> REQUEST
From the entries below, say how many lines carry the word "Чыдар", and give nothing but the number.

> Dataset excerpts
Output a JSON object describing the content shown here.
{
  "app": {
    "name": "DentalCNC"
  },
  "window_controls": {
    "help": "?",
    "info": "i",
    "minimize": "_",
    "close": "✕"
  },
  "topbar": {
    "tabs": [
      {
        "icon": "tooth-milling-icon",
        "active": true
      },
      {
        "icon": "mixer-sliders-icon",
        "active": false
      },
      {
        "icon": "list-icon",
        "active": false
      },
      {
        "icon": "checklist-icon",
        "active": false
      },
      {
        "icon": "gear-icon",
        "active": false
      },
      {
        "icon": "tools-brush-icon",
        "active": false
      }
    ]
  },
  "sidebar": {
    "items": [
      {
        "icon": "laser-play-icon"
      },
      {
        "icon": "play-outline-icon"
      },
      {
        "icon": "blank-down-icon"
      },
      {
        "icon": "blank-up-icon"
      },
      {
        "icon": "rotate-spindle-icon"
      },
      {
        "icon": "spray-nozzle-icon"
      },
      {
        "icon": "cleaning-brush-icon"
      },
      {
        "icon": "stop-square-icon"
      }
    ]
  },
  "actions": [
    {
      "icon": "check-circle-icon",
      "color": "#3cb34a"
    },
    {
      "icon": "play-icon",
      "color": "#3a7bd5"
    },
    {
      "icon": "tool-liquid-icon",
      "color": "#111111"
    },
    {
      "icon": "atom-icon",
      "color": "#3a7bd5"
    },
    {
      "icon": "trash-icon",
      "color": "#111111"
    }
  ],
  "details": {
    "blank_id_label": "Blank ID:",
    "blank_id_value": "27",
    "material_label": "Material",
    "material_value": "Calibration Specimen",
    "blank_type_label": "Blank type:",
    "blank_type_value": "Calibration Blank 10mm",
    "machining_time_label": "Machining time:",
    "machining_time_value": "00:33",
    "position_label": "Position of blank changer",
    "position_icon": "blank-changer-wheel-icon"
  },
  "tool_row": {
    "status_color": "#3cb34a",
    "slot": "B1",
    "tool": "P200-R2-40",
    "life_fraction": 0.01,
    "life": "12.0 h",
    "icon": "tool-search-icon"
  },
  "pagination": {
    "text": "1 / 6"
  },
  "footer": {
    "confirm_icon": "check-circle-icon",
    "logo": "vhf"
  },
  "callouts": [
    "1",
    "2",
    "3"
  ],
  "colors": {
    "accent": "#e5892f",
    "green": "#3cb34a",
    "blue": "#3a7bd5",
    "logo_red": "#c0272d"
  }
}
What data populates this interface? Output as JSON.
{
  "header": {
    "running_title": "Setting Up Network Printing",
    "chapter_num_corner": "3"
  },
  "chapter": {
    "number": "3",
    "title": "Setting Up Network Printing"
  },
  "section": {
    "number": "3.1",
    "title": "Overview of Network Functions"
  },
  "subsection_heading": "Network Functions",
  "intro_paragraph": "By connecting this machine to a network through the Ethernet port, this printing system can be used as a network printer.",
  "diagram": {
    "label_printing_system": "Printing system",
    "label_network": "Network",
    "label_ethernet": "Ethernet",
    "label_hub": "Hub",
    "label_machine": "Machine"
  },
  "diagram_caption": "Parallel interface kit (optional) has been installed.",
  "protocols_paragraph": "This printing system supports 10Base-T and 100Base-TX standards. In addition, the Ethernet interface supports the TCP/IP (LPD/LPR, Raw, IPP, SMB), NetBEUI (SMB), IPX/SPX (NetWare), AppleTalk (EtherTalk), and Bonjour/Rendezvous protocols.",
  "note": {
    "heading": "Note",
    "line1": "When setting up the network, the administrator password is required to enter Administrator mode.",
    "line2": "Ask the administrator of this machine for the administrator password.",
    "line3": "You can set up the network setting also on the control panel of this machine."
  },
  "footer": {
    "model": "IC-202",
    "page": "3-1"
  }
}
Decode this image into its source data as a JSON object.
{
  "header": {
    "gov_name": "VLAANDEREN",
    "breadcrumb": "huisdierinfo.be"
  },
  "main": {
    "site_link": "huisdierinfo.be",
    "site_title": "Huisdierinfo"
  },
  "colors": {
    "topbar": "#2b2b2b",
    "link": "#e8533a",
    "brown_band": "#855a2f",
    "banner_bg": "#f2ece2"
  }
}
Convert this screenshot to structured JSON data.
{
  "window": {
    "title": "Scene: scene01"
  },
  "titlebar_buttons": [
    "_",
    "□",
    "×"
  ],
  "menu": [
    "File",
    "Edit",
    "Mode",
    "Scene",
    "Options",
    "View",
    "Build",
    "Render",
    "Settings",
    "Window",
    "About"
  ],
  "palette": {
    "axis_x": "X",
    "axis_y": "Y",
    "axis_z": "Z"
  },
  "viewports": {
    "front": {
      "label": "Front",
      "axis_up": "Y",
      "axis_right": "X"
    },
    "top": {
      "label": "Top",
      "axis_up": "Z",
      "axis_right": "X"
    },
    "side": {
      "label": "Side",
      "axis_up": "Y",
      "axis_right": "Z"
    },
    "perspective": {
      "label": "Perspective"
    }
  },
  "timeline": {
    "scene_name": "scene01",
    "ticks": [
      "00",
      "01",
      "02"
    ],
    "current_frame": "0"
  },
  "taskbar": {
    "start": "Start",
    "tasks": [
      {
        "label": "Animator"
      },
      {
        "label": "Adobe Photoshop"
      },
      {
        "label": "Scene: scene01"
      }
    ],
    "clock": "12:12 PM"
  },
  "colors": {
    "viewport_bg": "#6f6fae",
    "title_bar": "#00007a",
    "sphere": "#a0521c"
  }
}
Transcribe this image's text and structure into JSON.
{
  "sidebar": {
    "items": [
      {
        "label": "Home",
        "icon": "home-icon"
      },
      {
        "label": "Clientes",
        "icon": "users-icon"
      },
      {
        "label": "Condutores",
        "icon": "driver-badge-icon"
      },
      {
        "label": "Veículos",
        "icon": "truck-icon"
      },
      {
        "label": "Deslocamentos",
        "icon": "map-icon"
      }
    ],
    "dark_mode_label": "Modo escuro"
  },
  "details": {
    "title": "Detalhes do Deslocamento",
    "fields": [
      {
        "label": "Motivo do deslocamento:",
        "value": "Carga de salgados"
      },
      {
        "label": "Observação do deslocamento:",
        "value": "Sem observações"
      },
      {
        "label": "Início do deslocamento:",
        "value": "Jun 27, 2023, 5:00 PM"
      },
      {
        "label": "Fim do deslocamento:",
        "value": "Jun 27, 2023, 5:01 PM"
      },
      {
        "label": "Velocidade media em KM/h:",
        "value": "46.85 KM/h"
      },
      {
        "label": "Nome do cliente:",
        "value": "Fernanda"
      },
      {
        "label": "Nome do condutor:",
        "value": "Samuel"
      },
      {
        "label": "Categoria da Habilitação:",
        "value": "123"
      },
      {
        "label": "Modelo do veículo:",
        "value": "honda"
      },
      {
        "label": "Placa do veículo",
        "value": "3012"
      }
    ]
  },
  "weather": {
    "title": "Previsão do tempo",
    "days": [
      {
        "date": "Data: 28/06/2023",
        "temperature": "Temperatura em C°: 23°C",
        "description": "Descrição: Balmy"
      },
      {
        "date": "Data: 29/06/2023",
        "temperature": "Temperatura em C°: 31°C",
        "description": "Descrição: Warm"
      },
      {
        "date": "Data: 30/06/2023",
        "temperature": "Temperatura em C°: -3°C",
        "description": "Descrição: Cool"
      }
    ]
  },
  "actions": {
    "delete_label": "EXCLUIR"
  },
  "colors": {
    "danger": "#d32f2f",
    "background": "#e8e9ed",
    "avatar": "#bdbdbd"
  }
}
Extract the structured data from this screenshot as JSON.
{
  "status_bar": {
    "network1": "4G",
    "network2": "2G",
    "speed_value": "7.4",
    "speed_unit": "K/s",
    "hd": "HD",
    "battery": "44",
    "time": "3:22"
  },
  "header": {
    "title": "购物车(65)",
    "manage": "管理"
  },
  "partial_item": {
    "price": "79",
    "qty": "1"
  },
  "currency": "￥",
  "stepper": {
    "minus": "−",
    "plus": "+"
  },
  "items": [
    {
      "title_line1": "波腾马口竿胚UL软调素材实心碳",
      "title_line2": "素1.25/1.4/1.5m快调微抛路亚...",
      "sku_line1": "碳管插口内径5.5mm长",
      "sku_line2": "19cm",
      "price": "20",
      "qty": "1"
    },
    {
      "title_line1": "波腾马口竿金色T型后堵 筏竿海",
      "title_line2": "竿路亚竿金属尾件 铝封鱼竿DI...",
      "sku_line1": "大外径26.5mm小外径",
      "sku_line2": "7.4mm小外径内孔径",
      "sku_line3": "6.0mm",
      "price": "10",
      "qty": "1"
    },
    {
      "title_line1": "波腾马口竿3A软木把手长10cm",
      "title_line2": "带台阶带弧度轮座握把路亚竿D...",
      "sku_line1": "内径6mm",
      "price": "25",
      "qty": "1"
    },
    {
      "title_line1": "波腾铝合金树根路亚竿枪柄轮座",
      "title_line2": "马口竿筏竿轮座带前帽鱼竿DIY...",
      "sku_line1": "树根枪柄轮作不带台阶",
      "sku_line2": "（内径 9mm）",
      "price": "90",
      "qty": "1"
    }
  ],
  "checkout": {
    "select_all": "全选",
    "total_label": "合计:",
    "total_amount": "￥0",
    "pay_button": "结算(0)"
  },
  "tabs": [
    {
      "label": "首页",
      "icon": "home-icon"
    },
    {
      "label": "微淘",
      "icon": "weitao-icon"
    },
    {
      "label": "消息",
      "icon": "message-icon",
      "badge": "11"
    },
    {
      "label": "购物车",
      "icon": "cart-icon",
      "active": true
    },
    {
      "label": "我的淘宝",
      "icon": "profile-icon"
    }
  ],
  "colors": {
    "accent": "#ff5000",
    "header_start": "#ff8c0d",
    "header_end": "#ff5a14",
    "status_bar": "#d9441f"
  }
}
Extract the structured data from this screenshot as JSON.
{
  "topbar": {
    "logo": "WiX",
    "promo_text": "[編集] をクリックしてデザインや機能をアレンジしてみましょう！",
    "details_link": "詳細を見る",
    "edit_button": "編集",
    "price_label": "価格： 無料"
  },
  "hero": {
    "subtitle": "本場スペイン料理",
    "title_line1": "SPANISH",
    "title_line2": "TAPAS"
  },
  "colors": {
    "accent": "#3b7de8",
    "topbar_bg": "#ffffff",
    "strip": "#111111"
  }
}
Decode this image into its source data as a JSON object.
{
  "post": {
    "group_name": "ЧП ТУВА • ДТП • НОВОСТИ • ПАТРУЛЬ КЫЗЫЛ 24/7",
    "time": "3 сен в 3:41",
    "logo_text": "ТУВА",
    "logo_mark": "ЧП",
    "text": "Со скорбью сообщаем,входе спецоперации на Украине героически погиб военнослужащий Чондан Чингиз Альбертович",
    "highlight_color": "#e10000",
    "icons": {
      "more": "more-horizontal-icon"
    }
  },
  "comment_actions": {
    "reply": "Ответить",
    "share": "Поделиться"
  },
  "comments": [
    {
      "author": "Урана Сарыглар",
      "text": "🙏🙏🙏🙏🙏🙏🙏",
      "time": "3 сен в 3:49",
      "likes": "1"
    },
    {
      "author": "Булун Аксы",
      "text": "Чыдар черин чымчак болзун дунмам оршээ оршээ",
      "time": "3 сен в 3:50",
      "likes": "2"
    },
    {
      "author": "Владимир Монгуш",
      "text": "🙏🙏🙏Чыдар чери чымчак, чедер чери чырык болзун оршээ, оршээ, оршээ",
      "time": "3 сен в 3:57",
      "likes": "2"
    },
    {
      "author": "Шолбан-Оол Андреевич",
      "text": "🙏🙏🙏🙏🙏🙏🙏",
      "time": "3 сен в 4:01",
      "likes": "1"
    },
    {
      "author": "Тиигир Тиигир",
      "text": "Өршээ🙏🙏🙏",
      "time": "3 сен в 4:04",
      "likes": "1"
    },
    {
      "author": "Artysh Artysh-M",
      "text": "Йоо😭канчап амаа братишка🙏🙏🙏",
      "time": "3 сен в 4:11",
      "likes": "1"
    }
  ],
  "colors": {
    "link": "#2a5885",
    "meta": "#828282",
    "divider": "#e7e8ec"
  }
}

> RESPONSE BELOW
2